(Records from a dataset)
Begin
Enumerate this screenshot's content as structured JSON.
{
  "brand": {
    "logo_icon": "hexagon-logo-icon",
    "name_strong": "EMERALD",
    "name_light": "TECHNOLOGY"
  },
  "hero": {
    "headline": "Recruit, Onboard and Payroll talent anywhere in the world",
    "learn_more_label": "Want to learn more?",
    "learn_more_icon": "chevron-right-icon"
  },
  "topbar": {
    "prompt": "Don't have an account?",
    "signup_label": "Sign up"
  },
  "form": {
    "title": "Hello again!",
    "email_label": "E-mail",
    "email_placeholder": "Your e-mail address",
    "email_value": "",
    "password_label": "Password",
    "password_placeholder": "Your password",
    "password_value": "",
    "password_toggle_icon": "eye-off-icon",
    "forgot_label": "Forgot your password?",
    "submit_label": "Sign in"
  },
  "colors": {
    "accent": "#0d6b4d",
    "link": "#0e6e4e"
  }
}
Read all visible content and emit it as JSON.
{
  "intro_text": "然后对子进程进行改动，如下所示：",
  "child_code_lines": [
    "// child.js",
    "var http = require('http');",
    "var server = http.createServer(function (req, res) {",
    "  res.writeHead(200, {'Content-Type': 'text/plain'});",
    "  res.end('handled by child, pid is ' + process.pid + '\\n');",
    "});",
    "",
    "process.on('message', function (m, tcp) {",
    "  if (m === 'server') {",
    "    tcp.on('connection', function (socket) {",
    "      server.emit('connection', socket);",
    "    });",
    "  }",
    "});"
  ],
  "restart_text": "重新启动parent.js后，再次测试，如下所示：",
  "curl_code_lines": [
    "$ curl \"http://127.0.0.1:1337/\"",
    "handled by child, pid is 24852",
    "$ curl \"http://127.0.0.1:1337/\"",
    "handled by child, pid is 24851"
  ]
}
End
## EXERCISE OBJECTIVE
Copy out every line with the word "socket".

## THE OUTPUT
    "    tcp.on('connection', function (socket) {",
    "      server.emit('connection', socket);",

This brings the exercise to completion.